> [Required task] What is the number of lines in these entries that contain "Output"? State it alone.

> [Data excerpts]
>> start
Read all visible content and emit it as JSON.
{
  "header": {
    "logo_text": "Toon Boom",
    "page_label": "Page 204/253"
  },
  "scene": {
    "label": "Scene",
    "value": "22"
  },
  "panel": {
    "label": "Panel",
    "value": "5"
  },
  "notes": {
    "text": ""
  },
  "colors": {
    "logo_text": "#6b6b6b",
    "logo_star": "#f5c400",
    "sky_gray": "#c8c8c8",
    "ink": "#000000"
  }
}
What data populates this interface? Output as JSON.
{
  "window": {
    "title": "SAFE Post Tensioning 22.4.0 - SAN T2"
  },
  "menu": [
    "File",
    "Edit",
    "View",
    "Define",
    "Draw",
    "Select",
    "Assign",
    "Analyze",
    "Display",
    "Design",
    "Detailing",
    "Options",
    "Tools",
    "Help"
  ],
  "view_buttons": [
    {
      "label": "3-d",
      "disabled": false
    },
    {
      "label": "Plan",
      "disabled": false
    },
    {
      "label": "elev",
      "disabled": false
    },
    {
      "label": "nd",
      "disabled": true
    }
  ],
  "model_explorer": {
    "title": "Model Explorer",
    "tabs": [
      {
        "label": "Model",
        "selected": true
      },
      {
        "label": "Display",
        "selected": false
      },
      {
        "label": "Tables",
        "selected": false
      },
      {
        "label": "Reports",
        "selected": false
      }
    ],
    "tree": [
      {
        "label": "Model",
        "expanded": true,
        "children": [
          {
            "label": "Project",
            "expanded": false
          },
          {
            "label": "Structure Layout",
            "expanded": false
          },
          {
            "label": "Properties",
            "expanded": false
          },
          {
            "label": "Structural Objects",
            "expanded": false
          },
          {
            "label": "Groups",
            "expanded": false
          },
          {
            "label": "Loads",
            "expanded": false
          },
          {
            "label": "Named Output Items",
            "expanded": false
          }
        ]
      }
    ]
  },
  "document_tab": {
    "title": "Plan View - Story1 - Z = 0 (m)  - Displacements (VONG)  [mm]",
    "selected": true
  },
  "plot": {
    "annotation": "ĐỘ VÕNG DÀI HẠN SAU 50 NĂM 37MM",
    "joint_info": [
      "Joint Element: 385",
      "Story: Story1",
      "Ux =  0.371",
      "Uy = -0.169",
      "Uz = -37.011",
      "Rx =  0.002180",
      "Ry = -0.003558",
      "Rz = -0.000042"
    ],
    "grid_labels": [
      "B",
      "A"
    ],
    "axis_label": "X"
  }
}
>> end
> [Solution] 2